THE PROBLEM -> Within the records below, find each line that holds the string "text", then copy it.

DATA TO PROCESS ->

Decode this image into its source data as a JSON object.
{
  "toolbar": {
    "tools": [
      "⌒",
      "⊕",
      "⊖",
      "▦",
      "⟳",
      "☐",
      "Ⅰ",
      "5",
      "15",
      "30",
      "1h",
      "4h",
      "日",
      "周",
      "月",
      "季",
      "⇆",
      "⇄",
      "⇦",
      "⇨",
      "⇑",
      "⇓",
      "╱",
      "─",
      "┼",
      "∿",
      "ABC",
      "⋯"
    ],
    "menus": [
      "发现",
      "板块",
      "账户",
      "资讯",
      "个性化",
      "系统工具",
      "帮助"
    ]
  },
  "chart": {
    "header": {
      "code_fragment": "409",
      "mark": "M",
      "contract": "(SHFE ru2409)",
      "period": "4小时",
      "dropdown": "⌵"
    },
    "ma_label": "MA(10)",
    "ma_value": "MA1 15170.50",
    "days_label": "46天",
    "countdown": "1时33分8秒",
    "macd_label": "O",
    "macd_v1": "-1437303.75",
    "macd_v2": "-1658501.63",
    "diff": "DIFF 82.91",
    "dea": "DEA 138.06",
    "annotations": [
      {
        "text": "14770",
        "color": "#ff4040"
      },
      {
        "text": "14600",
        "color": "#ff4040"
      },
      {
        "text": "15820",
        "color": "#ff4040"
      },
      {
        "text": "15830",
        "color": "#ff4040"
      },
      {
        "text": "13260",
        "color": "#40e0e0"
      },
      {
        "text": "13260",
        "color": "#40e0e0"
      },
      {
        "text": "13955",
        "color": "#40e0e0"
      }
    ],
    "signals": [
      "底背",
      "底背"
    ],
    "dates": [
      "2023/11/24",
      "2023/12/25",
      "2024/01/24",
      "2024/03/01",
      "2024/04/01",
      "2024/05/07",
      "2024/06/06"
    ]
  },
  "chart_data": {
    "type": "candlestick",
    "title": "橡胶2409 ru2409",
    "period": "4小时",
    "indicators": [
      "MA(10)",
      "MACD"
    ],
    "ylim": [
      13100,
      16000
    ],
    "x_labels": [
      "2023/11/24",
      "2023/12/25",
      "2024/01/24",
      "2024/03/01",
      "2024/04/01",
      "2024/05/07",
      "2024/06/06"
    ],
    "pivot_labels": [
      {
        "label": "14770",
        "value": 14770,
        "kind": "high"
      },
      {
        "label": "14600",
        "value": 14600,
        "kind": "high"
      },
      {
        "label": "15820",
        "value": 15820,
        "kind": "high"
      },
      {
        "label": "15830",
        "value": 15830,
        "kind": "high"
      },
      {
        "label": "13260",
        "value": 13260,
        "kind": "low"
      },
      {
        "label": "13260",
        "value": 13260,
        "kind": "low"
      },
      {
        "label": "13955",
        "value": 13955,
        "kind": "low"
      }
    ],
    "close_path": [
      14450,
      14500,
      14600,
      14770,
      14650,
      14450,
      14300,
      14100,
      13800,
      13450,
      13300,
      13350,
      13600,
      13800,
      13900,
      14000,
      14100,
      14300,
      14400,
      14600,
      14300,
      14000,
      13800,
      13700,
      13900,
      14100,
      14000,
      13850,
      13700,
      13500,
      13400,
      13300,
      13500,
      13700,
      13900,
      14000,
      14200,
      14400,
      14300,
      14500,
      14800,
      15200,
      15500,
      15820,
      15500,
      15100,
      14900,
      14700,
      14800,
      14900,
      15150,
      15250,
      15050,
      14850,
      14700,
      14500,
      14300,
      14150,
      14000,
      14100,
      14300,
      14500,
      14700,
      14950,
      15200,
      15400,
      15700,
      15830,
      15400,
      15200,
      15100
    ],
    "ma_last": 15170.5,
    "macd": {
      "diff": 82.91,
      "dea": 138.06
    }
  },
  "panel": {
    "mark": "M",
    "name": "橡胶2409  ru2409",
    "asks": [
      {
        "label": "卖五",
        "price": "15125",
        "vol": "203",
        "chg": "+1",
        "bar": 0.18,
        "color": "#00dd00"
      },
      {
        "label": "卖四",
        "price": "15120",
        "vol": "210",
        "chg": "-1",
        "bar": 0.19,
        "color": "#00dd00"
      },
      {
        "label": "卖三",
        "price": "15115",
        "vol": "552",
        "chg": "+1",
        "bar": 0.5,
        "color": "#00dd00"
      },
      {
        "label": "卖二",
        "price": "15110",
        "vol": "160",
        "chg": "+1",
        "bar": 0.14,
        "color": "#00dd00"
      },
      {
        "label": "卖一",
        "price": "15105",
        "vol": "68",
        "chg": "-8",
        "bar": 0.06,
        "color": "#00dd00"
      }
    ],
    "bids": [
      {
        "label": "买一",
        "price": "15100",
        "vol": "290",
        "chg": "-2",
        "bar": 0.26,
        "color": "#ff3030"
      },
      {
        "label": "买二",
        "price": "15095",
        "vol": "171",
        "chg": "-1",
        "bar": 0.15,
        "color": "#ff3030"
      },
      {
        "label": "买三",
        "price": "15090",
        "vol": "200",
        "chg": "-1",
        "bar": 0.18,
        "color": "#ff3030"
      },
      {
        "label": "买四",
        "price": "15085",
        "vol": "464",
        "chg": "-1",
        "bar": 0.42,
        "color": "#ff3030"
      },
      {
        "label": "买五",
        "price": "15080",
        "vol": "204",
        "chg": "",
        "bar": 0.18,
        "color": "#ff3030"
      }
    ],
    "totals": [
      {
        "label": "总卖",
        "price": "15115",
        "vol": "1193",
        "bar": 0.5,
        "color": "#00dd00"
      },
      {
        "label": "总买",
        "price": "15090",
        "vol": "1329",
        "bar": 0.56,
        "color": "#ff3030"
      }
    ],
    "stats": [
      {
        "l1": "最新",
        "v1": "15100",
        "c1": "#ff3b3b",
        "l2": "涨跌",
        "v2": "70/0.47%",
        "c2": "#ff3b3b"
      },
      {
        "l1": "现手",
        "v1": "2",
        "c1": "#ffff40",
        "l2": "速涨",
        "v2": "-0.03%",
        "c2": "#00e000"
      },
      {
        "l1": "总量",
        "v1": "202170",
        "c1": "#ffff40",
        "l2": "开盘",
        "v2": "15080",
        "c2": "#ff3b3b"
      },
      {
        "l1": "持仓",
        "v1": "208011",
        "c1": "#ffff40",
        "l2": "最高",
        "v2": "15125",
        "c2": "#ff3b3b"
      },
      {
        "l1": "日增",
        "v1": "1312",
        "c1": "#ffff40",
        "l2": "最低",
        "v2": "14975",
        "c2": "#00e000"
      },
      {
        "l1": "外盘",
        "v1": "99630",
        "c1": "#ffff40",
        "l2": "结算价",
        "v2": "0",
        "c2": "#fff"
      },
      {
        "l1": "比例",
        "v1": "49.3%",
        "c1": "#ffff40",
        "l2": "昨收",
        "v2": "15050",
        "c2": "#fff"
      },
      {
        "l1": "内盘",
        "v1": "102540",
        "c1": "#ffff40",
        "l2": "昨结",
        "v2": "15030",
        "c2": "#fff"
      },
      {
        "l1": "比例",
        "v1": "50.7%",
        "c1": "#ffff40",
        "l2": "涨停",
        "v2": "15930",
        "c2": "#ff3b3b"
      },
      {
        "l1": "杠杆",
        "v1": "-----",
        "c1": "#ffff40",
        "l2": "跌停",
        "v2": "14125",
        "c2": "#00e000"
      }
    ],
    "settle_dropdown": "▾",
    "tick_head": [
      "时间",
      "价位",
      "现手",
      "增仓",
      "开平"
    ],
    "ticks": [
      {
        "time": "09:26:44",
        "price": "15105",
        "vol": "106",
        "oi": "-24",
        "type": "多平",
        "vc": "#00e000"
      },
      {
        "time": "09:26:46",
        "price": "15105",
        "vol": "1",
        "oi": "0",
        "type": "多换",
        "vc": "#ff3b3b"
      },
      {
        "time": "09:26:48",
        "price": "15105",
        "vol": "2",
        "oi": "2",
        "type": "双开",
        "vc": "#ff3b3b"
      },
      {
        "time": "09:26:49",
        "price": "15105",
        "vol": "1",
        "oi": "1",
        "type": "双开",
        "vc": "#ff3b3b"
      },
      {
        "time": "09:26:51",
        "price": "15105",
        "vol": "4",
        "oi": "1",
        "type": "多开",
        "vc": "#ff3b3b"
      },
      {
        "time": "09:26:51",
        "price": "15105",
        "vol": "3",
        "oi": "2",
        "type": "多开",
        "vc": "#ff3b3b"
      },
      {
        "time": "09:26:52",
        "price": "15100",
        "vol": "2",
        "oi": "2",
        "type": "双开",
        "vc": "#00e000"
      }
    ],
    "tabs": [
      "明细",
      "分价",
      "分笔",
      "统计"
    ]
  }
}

CORRECT ANSWER ->
        "text": "14770",
        "text": "14600",
        "text": "15820",
        "text": "15830",
        "text": "13260",
        "text": "13260",
        "text": "13955",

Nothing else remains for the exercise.